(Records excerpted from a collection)

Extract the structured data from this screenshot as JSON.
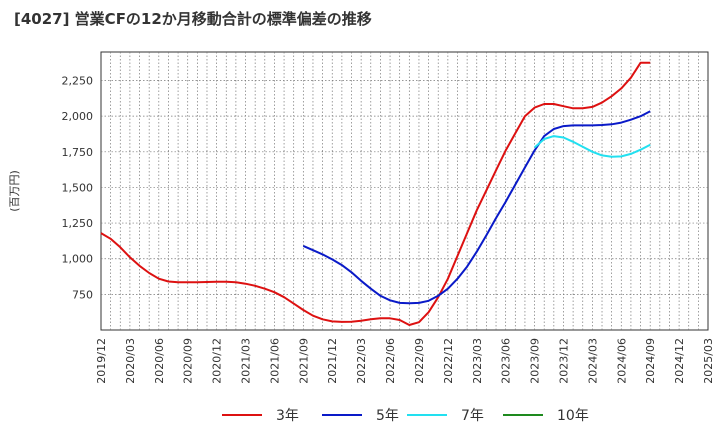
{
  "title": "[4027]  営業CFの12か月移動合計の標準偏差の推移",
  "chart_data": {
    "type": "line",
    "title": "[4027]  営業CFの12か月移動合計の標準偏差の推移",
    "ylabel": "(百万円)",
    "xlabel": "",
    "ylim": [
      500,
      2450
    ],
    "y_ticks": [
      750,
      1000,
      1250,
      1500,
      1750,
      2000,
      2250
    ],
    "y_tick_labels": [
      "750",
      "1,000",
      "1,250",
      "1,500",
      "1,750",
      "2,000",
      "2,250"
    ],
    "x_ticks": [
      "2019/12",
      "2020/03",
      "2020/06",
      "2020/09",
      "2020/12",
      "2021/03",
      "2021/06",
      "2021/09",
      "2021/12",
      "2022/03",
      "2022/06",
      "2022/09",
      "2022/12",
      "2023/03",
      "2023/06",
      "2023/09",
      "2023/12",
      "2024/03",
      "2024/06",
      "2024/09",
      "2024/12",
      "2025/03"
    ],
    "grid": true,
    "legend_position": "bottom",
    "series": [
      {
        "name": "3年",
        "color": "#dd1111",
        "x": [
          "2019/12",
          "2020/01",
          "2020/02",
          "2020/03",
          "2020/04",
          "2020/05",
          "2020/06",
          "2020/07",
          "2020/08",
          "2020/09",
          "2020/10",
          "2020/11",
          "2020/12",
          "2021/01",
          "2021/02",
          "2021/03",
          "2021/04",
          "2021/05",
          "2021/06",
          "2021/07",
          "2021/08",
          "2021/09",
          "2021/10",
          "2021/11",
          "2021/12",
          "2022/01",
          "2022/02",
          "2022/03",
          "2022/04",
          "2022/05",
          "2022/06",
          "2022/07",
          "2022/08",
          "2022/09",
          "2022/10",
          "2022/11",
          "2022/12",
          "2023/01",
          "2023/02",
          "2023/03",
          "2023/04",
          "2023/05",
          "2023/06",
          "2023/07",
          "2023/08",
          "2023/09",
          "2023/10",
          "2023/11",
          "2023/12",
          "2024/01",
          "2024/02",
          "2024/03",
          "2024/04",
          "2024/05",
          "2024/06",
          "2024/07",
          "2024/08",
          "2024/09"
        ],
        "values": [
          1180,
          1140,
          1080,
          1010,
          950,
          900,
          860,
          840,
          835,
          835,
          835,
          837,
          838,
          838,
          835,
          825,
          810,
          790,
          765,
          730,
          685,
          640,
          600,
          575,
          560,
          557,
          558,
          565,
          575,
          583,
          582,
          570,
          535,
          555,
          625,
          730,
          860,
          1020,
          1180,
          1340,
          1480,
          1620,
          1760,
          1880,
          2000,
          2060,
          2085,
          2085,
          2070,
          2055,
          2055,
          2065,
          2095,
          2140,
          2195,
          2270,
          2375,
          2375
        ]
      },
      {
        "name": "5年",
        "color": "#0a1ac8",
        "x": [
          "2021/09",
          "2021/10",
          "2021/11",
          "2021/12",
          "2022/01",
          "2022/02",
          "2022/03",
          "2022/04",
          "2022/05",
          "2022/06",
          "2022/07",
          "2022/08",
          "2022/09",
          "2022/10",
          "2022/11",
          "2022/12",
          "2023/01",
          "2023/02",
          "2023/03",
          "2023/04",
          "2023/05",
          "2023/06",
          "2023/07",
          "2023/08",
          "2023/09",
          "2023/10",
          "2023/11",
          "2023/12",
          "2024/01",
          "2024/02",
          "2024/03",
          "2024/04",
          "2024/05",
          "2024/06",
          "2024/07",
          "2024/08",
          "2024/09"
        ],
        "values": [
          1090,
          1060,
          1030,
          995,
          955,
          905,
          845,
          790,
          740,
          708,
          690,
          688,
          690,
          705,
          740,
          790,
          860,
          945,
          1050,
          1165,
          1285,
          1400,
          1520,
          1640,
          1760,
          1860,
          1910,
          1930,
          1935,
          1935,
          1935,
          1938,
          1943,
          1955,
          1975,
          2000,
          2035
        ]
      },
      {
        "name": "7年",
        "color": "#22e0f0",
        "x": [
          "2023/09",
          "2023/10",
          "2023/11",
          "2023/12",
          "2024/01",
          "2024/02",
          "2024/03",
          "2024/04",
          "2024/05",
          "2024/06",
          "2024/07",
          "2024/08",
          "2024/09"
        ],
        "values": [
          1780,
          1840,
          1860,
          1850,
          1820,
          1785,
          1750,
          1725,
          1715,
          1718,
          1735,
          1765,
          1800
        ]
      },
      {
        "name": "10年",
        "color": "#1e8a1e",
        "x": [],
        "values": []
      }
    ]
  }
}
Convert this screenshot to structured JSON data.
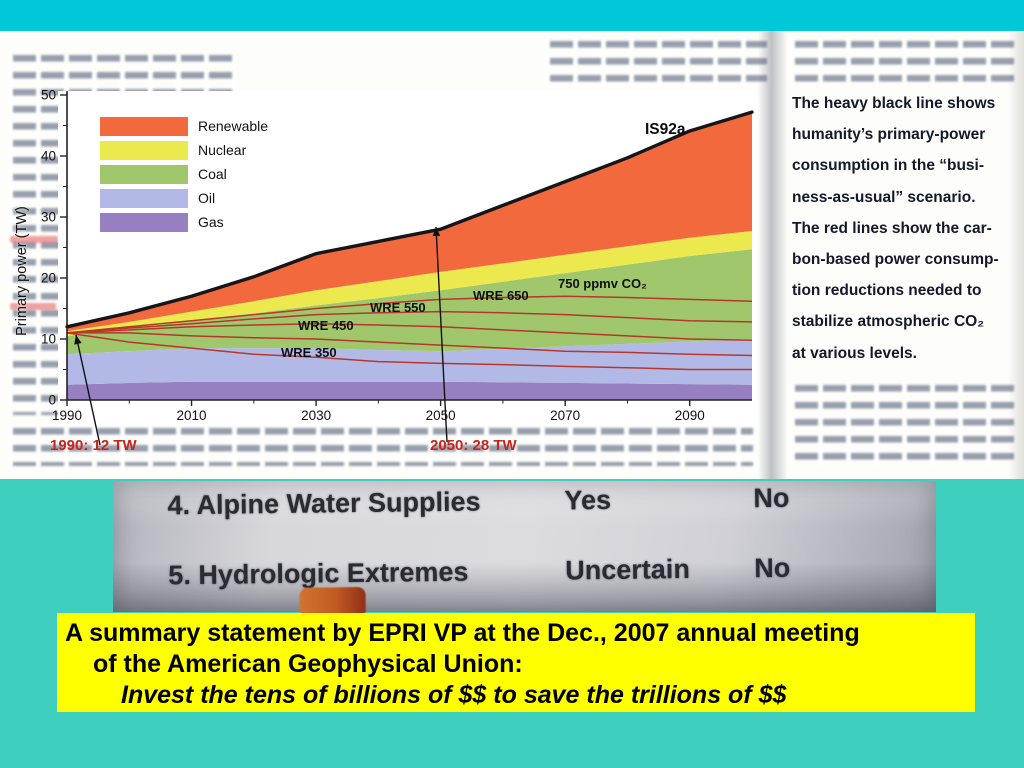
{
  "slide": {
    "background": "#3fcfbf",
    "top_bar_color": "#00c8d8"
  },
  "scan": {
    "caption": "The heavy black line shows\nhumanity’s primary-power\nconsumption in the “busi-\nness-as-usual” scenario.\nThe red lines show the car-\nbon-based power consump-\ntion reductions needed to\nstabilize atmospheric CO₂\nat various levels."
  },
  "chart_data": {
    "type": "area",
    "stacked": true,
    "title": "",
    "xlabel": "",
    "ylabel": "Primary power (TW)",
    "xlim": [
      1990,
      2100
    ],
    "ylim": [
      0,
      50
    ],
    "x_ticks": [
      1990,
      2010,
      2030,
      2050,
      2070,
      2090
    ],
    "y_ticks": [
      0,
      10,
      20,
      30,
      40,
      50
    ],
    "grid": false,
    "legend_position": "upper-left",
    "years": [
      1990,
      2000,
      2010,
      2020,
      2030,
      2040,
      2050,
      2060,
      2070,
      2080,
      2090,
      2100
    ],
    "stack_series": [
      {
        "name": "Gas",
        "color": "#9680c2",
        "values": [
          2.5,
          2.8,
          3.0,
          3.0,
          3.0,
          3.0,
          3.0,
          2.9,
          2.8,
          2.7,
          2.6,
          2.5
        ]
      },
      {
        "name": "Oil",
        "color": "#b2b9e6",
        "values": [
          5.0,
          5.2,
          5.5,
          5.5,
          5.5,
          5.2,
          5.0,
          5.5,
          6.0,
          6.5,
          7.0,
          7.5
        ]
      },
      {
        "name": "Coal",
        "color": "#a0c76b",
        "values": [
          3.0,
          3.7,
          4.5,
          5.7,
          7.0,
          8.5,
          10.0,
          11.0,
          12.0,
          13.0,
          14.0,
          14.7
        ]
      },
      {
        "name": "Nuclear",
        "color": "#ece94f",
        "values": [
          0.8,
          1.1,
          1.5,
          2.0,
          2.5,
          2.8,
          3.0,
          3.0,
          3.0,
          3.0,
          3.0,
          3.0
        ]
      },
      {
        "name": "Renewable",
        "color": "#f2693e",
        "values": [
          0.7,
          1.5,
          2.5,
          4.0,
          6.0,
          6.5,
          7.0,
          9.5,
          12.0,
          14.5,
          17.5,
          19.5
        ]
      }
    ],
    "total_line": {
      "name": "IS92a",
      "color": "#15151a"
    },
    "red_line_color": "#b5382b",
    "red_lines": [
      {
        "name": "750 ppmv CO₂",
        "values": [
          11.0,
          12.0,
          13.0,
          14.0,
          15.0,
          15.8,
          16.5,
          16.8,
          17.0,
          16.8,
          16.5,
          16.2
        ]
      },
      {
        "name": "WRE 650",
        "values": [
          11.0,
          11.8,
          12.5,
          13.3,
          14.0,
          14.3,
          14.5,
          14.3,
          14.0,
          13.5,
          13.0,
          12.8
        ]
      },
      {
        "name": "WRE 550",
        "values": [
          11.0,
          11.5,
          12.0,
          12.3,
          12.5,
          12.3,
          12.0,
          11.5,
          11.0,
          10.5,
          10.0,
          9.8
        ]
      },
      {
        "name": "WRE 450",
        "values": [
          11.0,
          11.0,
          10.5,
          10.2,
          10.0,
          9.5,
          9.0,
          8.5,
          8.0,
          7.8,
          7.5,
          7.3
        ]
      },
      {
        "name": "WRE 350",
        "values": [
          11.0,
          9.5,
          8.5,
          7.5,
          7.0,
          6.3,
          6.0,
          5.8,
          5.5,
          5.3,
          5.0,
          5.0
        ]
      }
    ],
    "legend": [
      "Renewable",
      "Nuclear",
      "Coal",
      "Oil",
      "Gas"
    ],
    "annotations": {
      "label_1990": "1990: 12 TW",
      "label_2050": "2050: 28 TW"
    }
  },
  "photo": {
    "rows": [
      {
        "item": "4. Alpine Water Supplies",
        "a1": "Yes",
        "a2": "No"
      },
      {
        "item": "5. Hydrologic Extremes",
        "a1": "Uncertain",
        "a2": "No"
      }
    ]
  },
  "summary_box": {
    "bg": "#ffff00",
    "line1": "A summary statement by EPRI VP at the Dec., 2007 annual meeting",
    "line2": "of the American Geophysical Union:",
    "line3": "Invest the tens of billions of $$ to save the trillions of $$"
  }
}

### DIRECTIONS FOR THIS TASK
Show every line that contains the word "power".

### SOLUTION TO THIS TASK
    "caption": "The heavy black line shows\nhumanity’s primary-power\nconsumption in the “busi-\nness-as-usual” scenario.\nThe red lines show the car-\nbon-based power consump-\ntion reductions needed to\nstabilize atmospheric CO₂\nat various levels."
    "ylabel": "Primary power (TW)",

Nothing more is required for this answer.